» **WRITTEN EXERCISE**
Write out the records beneath this line exactly as they appear, minus any images.

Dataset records
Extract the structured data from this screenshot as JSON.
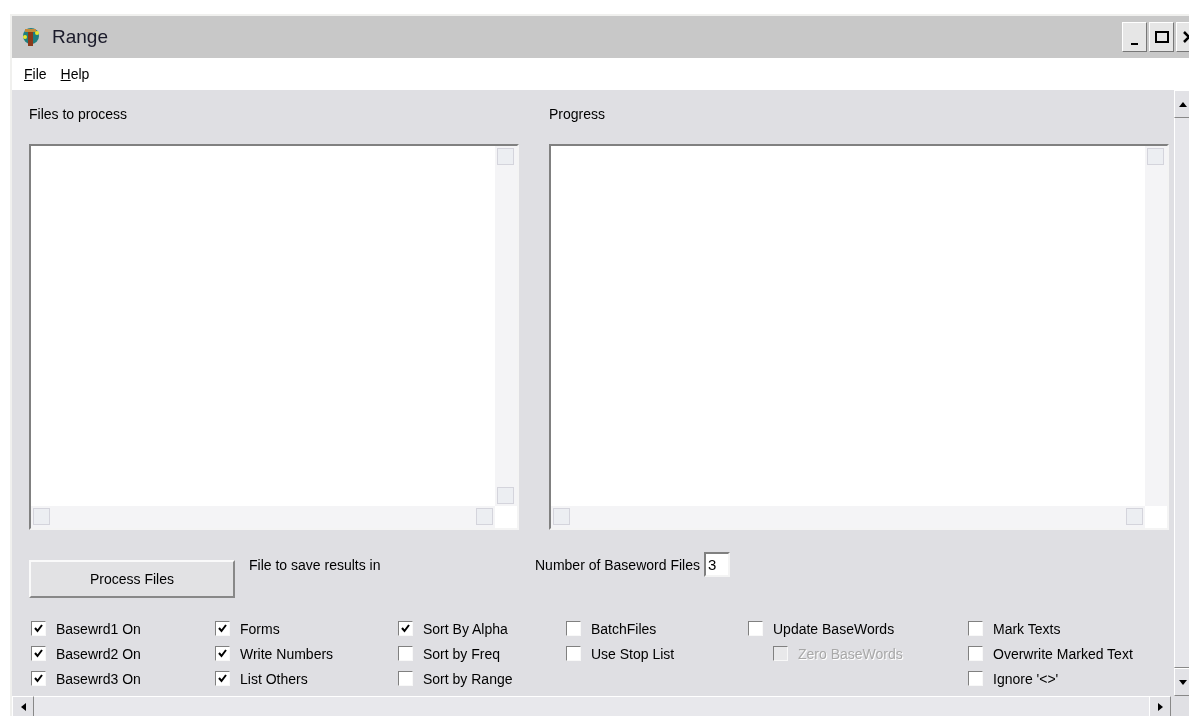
{
  "window": {
    "title": "Range"
  },
  "menu": [
    {
      "label": "File",
      "mnemonic_underlined": true
    },
    {
      "label": "Help",
      "mnemonic_underlined": true
    }
  ],
  "files_panel": {
    "label": "Files to process"
  },
  "progress_panel": {
    "label": "Progress"
  },
  "process_button": {
    "label": "Process Files"
  },
  "save_label": "File to save results in",
  "baseword_files": {
    "label": "Number of Baseword Files",
    "value": "3"
  },
  "option_columns": [
    [
      {
        "label": "Basewrd1 On",
        "checked": true,
        "disabled": false
      },
      {
        "label": "Basewrd2 On",
        "checked": true,
        "disabled": false
      },
      {
        "label": "Basewrd3 On",
        "checked": true,
        "disabled": false
      }
    ],
    [
      {
        "label": "Forms",
        "checked": true,
        "disabled": false
      },
      {
        "label": "Write Numbers",
        "checked": true,
        "disabled": false
      },
      {
        "label": "List Others",
        "checked": true,
        "disabled": false
      }
    ],
    [
      {
        "label": "Sort By Alpha",
        "checked": true,
        "disabled": false
      },
      {
        "label": "Sort by Freq",
        "checked": false,
        "disabled": false
      },
      {
        "label": "Sort by Range",
        "checked": false,
        "disabled": false
      }
    ],
    [
      {
        "label": "BatchFiles",
        "checked": false,
        "disabled": false
      },
      {
        "label": "Use Stop List",
        "checked": false,
        "disabled": false
      }
    ],
    [
      {
        "label": "Update BaseWords",
        "checked": false,
        "disabled": false,
        "children": [
          {
            "label": "Zero BaseWords",
            "checked": false,
            "disabled": true
          }
        ]
      }
    ],
    [
      {
        "label": "Mark Texts",
        "checked": false,
        "disabled": false
      },
      {
        "label": "Overwrite Marked Text",
        "checked": false,
        "disabled": false
      },
      {
        "label": "Ignore '<>'",
        "checked": false,
        "disabled": false
      }
    ]
  ]
}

» **RESPONSE**
Extract the structured data from this screenshot as JSON.
{
  "window": {
    "title": "Range"
  },
  "menu": [
    {
      "label": "File",
      "mnemonic_underlined": true
    },
    {
      "label": "Help",
      "mnemonic_underlined": true
    }
  ],
  "files_panel": {
    "label": "Files to process"
  },
  "progress_panel": {
    "label": "Progress"
  },
  "process_button": {
    "label": "Process Files"
  },
  "save_label": "File to save results in",
  "baseword_files": {
    "label": "Number of Baseword Files",
    "value": "3"
  },
  "option_columns": [
    [
      {
        "label": "Basewrd1 On",
        "checked": true,
        "disabled": false
      },
      {
        "label": "Basewrd2 On",
        "checked": true,
        "disabled": false
      },
      {
        "label": "Basewrd3 On",
        "checked": true,
        "disabled": false
      }
    ],
    [
      {
        "label": "Forms",
        "checked": true,
        "disabled": false
      },
      {
        "label": "Write Numbers",
        "checked": true,
        "disabled": false
      },
      {
        "label": "List Others",
        "checked": true,
        "disabled": false
      }
    ],
    [
      {
        "label": "Sort By Alpha",
        "checked": true,
        "disabled": false
      },
      {
        "label": "Sort by Freq",
        "checked": false,
        "disabled": false
      },
      {
        "label": "Sort by Range",
        "checked": false,
        "disabled": false
      }
    ],
    [
      {
        "label": "BatchFiles",
        "checked": false,
        "disabled": false
      },
      {
        "label": "Use Stop List",
        "checked": false,
        "disabled": false
      }
    ],
    [
      {
        "label": "Update BaseWords",
        "checked": false,
        "disabled": false,
        "children": [
          {
            "label": "Zero BaseWords",
            "checked": false,
            "disabled": true
          }
        ]
      }
    ],
    [
      {
        "label": "Mark Texts",
        "checked": false,
        "disabled": false
      },
      {
        "label": "Overwrite Marked Text",
        "checked": false,
        "disabled": false
      },
      {
        "label": "Ignore '<>'",
        "checked": false,
        "disabled": false
      }
    ]
  ]
}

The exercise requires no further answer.